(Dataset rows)
== == ==
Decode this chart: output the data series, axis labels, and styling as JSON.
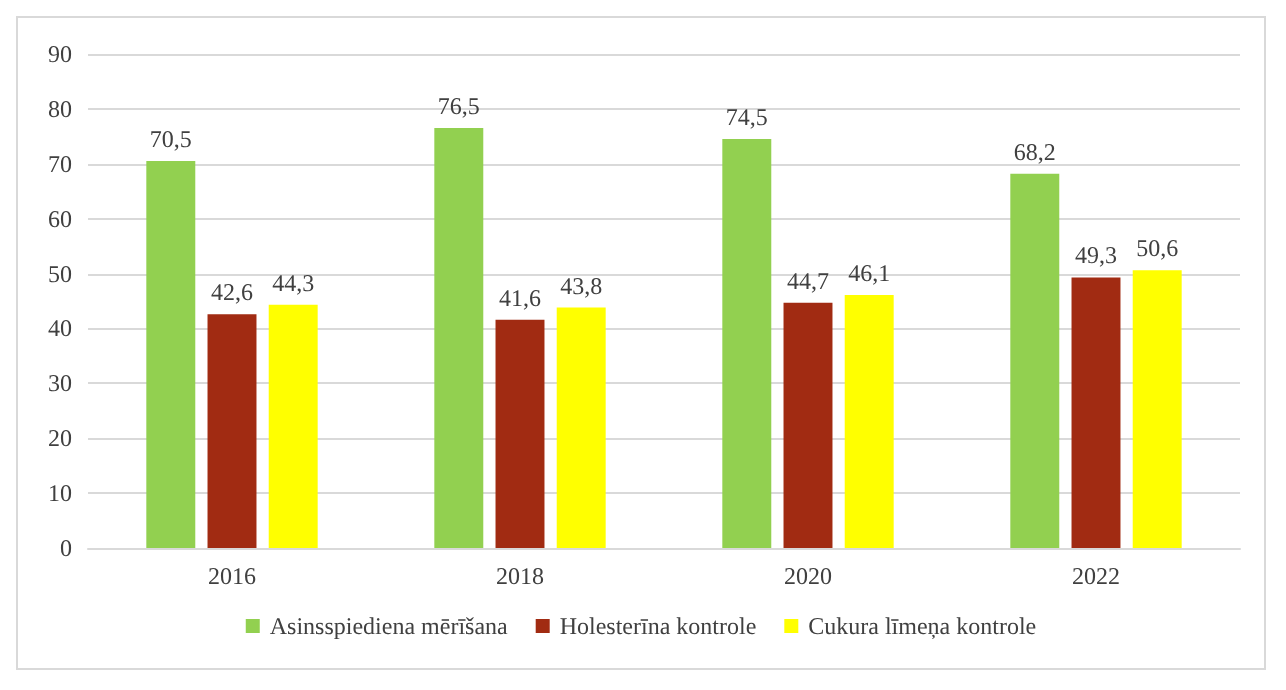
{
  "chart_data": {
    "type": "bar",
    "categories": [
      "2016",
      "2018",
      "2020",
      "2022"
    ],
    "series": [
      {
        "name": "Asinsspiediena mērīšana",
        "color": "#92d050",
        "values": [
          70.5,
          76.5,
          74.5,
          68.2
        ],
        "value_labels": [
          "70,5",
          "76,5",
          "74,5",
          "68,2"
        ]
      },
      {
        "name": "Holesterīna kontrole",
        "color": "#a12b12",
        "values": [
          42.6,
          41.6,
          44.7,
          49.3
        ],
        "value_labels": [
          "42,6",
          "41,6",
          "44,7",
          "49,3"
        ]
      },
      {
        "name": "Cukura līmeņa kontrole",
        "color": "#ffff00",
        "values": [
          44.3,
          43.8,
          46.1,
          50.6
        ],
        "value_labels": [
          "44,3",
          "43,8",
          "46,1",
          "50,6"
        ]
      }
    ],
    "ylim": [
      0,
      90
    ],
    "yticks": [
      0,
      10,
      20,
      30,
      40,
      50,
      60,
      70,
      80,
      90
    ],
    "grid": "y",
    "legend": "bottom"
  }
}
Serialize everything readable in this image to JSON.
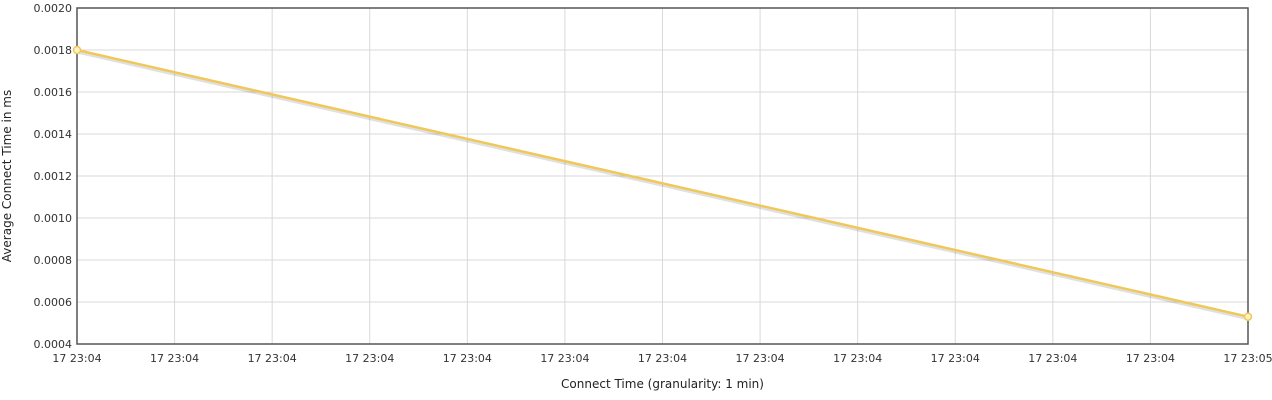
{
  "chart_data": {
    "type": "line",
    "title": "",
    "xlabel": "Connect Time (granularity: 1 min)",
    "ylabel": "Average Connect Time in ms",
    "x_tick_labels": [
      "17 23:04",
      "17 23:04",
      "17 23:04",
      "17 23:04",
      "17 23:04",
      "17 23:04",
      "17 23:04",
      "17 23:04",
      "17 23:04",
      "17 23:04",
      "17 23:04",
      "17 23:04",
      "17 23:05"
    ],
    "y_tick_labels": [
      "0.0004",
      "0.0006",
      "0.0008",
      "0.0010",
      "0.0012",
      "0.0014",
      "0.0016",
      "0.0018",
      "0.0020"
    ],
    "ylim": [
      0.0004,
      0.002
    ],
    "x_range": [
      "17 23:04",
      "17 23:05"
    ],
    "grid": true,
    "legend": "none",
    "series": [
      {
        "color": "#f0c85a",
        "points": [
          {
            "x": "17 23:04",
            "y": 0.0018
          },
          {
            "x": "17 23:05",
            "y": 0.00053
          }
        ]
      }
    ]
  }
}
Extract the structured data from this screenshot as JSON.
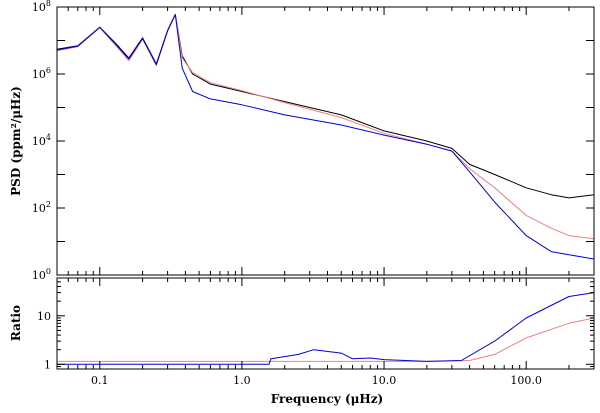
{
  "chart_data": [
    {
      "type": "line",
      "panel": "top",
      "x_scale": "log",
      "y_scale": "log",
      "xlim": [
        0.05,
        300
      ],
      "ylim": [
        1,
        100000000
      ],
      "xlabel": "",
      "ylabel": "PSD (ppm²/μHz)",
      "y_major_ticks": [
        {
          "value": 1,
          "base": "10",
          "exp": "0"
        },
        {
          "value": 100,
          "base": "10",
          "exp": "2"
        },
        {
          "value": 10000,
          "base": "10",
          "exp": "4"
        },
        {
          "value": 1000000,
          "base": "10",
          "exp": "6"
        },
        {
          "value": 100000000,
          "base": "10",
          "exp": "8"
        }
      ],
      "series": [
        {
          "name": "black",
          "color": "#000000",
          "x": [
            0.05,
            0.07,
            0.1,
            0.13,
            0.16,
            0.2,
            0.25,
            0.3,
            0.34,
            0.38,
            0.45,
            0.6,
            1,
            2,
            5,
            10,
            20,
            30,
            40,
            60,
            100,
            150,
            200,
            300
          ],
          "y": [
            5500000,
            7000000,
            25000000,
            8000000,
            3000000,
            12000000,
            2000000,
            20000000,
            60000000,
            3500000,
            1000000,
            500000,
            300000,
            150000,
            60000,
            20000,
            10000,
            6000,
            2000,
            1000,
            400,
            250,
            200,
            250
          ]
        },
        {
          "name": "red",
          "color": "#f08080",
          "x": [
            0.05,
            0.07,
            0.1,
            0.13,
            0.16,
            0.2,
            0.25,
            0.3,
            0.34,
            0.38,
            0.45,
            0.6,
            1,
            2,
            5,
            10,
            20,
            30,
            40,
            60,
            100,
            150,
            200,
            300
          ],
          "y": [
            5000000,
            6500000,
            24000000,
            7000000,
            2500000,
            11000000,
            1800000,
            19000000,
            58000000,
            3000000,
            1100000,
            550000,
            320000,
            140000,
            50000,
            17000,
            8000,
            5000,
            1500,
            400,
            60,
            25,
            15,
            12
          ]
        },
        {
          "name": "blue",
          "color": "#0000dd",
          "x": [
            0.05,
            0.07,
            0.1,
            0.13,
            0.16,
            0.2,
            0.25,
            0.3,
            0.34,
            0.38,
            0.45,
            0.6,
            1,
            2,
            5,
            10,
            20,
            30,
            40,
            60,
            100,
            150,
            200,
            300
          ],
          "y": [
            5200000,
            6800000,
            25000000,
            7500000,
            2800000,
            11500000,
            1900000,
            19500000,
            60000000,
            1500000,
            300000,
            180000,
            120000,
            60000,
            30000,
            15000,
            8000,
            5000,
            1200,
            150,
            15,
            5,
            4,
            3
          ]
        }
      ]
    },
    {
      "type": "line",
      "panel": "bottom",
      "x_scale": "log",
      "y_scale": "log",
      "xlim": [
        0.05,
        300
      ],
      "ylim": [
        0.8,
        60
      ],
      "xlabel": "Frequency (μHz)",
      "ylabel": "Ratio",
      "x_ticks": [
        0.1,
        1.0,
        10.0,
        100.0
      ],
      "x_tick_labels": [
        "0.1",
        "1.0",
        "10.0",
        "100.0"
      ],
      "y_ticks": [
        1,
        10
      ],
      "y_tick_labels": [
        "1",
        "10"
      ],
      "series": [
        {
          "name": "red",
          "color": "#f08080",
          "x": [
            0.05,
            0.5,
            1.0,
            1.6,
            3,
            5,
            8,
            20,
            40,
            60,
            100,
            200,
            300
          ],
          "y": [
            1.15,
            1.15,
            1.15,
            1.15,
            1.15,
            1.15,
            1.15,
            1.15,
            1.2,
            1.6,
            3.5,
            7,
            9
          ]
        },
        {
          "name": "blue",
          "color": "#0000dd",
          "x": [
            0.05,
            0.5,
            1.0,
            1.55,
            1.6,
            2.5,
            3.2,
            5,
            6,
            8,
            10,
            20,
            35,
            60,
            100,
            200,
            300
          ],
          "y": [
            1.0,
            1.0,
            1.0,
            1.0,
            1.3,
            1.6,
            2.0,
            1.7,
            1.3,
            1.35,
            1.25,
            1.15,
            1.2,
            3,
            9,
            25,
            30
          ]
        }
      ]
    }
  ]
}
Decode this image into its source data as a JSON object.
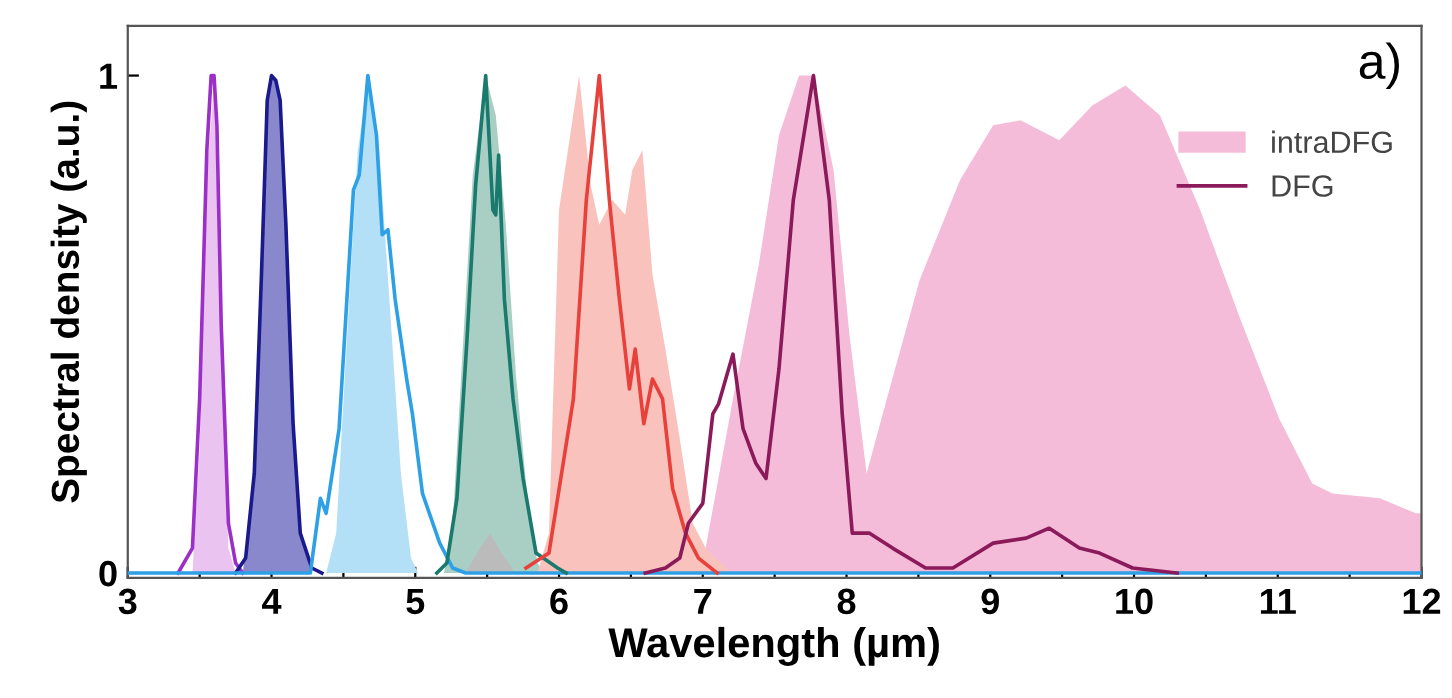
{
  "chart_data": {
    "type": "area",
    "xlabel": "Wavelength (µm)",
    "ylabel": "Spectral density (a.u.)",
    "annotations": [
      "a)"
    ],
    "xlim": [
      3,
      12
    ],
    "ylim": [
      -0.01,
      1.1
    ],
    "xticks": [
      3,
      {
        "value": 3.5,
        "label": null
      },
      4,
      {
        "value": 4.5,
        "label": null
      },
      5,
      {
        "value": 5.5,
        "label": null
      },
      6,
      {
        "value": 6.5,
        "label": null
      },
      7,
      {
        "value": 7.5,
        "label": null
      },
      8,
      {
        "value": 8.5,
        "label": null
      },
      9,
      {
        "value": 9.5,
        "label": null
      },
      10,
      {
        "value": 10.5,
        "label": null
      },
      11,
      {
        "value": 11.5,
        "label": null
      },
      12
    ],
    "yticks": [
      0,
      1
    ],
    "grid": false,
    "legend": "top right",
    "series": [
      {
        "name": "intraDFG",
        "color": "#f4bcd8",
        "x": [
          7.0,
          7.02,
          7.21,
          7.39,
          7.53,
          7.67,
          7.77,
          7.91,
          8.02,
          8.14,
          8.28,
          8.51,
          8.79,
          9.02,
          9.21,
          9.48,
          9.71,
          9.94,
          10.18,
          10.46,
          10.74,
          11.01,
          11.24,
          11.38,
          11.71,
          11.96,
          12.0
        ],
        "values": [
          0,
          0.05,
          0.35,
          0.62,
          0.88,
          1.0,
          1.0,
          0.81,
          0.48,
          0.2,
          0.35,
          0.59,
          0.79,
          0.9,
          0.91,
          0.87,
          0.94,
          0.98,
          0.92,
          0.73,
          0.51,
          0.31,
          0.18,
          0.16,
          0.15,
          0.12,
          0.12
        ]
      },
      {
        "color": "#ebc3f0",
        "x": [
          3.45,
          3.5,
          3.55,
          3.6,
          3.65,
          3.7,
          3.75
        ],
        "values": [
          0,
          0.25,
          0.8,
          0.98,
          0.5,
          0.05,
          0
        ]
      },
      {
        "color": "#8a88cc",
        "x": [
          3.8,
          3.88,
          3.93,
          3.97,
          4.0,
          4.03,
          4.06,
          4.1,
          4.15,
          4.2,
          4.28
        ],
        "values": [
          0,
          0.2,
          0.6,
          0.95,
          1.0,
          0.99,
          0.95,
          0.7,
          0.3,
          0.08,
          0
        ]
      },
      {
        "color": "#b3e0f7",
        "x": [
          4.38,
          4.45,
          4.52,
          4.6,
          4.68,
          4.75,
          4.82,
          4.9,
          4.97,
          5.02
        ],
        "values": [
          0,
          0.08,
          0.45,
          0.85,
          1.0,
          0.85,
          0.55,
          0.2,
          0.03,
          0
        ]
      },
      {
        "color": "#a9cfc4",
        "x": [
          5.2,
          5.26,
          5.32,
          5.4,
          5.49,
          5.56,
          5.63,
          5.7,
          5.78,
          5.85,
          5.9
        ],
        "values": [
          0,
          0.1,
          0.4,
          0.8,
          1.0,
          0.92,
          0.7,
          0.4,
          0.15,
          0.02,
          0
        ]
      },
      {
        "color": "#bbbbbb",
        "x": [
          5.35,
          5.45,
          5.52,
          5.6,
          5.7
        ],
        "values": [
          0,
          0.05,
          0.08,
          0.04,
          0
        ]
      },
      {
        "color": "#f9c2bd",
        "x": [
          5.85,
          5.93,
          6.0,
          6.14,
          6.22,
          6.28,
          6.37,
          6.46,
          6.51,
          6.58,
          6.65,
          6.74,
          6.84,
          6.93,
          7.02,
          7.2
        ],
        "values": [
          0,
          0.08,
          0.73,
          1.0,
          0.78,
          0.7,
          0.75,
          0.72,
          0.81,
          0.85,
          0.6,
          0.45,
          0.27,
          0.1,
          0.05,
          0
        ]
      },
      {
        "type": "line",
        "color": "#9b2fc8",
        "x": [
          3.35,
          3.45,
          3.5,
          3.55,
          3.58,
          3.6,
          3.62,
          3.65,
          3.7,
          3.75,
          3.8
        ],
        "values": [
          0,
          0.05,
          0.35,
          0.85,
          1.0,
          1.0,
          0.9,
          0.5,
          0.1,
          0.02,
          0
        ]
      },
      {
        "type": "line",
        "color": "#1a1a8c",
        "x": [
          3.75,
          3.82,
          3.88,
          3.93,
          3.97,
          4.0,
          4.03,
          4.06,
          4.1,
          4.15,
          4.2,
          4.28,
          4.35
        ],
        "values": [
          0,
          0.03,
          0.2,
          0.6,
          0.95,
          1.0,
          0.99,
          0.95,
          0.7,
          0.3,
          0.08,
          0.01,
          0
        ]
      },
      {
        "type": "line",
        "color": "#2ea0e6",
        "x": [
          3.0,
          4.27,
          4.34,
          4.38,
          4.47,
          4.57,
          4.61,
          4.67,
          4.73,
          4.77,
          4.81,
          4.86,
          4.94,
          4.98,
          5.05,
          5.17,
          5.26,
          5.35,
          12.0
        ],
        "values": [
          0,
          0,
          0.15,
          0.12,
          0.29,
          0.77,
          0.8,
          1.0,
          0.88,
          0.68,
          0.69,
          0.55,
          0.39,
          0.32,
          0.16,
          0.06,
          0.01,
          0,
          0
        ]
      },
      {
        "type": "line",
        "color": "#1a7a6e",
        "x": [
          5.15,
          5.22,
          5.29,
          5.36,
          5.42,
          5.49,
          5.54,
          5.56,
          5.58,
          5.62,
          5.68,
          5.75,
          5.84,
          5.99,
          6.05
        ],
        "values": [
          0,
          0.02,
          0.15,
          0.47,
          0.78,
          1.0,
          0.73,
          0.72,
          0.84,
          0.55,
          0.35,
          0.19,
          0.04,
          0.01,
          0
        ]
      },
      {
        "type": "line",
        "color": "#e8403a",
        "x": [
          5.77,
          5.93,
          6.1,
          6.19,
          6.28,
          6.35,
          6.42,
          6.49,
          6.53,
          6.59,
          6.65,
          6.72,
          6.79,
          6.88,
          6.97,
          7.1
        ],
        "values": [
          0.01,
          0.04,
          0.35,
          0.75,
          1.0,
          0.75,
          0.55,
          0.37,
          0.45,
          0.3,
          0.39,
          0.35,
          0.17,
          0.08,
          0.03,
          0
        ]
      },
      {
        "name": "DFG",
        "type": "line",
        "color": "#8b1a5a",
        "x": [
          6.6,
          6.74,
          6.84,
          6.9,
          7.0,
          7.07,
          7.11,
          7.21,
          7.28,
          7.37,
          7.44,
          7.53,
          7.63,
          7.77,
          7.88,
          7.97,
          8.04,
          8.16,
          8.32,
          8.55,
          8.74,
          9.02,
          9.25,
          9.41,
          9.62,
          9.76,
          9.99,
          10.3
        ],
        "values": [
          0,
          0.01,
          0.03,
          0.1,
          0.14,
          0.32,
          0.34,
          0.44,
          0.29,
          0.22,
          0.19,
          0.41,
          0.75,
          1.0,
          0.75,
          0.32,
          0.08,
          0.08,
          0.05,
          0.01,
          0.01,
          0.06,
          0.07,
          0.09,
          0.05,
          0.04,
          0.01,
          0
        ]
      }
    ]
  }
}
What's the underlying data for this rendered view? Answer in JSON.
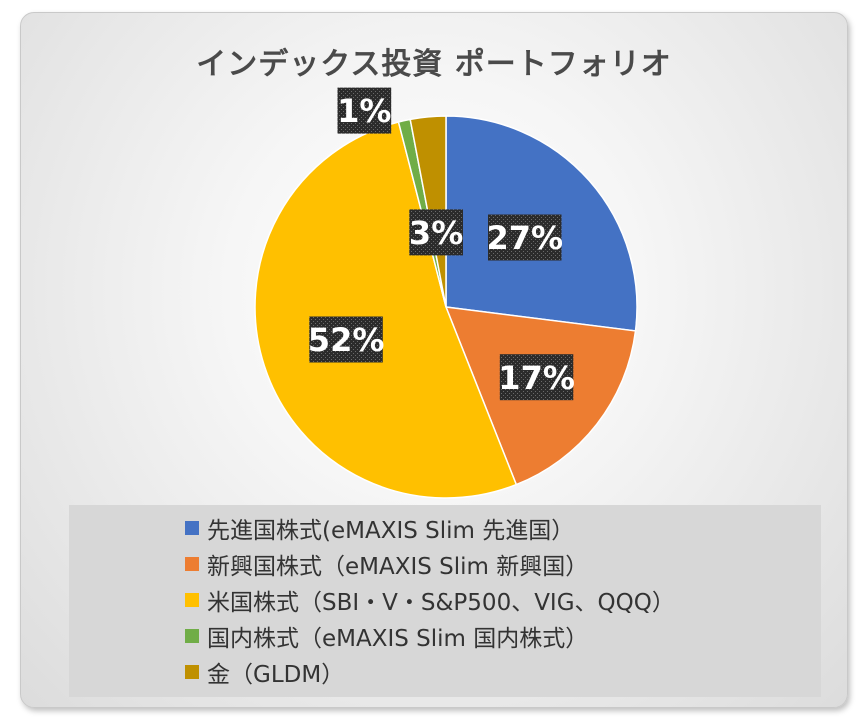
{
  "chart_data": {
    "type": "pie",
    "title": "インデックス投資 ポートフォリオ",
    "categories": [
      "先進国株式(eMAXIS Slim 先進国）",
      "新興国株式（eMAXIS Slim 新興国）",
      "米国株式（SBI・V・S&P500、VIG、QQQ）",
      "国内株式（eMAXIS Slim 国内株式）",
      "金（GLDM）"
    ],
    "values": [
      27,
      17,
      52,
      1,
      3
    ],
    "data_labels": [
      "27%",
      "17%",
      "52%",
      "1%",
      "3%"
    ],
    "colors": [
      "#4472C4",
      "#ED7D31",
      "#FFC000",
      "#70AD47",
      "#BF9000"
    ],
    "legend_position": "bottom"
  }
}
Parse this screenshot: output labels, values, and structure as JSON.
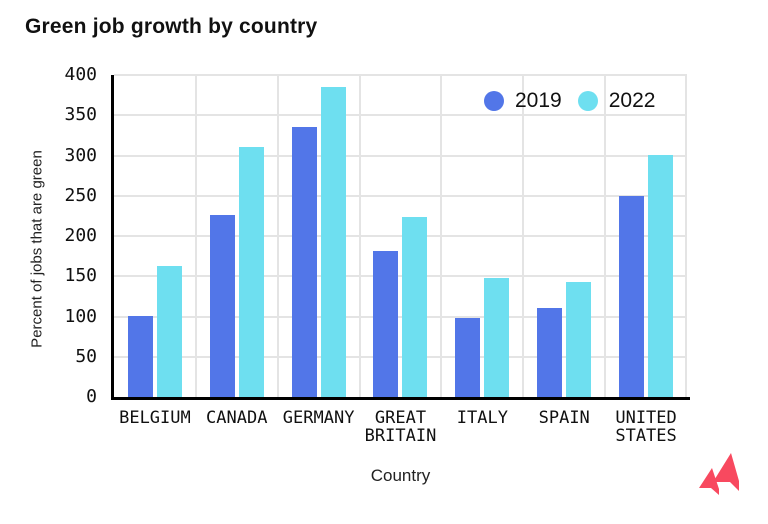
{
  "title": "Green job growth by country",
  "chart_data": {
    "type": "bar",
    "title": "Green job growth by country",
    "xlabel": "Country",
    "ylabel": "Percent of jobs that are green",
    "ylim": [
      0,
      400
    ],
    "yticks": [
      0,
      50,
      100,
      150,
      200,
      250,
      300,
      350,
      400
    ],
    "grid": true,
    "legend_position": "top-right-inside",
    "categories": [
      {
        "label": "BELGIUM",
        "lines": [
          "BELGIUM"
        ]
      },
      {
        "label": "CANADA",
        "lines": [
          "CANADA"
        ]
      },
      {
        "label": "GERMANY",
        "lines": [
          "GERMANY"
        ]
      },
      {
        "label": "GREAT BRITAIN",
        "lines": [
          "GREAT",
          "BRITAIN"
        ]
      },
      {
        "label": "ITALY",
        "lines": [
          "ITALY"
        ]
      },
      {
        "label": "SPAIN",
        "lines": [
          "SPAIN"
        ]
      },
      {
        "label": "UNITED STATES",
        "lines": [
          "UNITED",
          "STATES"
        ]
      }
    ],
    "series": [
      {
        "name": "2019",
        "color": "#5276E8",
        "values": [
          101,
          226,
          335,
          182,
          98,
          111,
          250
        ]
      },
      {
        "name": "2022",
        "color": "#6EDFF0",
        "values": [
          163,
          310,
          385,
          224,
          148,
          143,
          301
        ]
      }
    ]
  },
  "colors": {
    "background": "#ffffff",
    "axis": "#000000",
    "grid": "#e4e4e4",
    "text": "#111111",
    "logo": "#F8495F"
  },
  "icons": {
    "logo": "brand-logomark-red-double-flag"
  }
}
== == ==
**SHORT EXERCISE:** From the records above, pick out and copy each line holding the word "kontrole".

**SOLUTION FOR THIS EXERCISE:**
        "name": "Holesterīna kontrole",
        "name": "Cukura līmeņa kontrole",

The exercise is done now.